Networked digital feedback Peter Joseph argues for a transition from fragmented economic data relay to fully integrated, sensor-based digital systems, or an
Internet of things. Using an internet of sensory instruments to measure, track and feed back information, this can unify numerous disparate elements and systems, greatly advancing awareness and efficiency potentials. In an economic context, this approach could relay and connect data regarding how best to manage resources, production processes, distribution, consumption, recycling, waste disposal behavior, consumer demand and so on. Such a process of networked economic feedback would work on the same principle as modern systems of inventory and distribution found in major commercial warehouses. Many companies today use a range of sensors and sophisticated tracking means to understand rates of demands, exactly what they have, where it is or where it may be moving and when it is gone. It is ultimately an issue of detail and scalability to extend this kind of awareness to all sectors of the economy, macro and micro. Not only is price no longer needed to gain critical economic feedback, but the information price communicates is long delayed and incomplete in terms of economic measures required to dramatically increase efficiency. Mechanisms related networked digital feedback systems make it possible to efficiently monitor shifting consumer preference, demand, supply and labor value, virtually in real time. Moreover, it can also be used to observe other technical processes price cannot, such as shifts in production protocols, allocation, recycling means, and so on. As of February 2018, it is now possible to track trillions of economic interactions related to the supply chain and consumer behavior by way of sensors and digital relay as seen with the advent of
Amazon Go.
Cybernetic coordination Paul Cockshott, Allin Cottrell, and Andy Pollack have proposed new forms of coordination based on modern information technology for non-market socialism. They argue that economic planning in terms of physical units without any reference to money or prices is computationally tractable given the high-performance computers available for particle physics and weather forecasting. Cybernetic planning would involve an
a priori simulation of the equilibration process that idealized markets are intended to achieve.
Participatory economics Proposals for decentralized economic planning emerged in the late 20th century in the form of
participatory economics and negotiated coordination.
Decentralized pricing without markets David McMullen argues that social ownership of the means of production and the absence of markets for them is fully compatible with a decentralized price system. In a
post-capitalist society, transactions between enterprises would entail transfers of social property between custodians rather than an exchange of ownership. Individuals would be motivated by the satisfaction from work and the desire to contribute to good economic outcomes rather than material reward. Bids and offer prices would aim to minimize costs and ensure that output is guided by expected final demand for private and
collective consumption. Enterprises and startups would receive their investment funding from project assessment agencies. The required change in human behavior would take a number of generations and would have to overcome considerable resistance. However, McMullen believes that economic and cultural development increasingly favors the transition.

== == ==

GIVEN TASK
In the document text on planned economic coordination, where would enterprises and startups get their investment funding under David McMullen's proposal?

AVAILABLE DATA
== == ==

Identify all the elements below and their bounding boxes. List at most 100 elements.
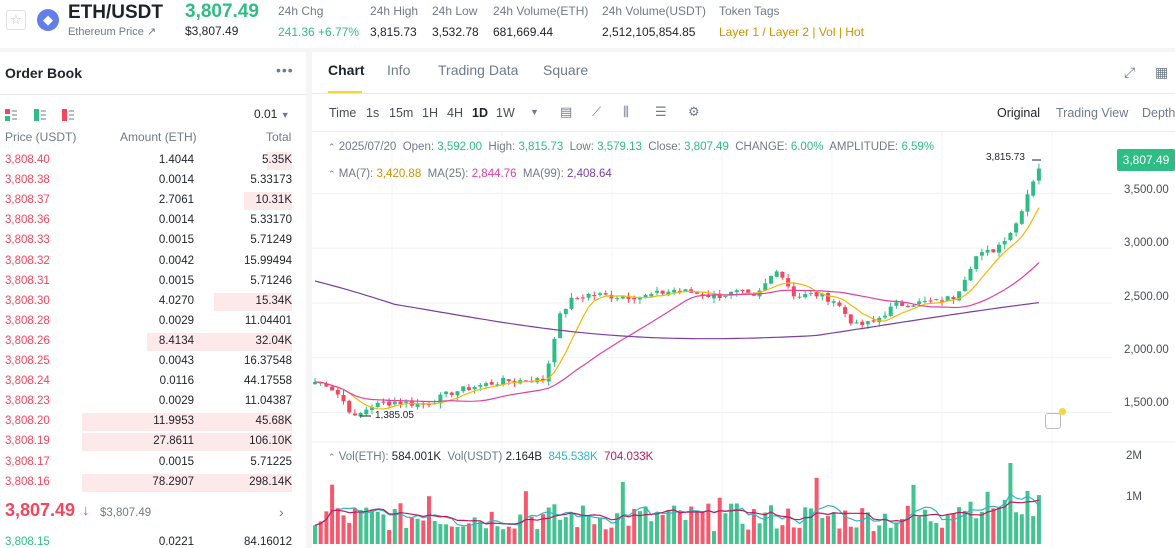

== == ==

ANSWER TO THE EXERCISE
From project assessment agencies.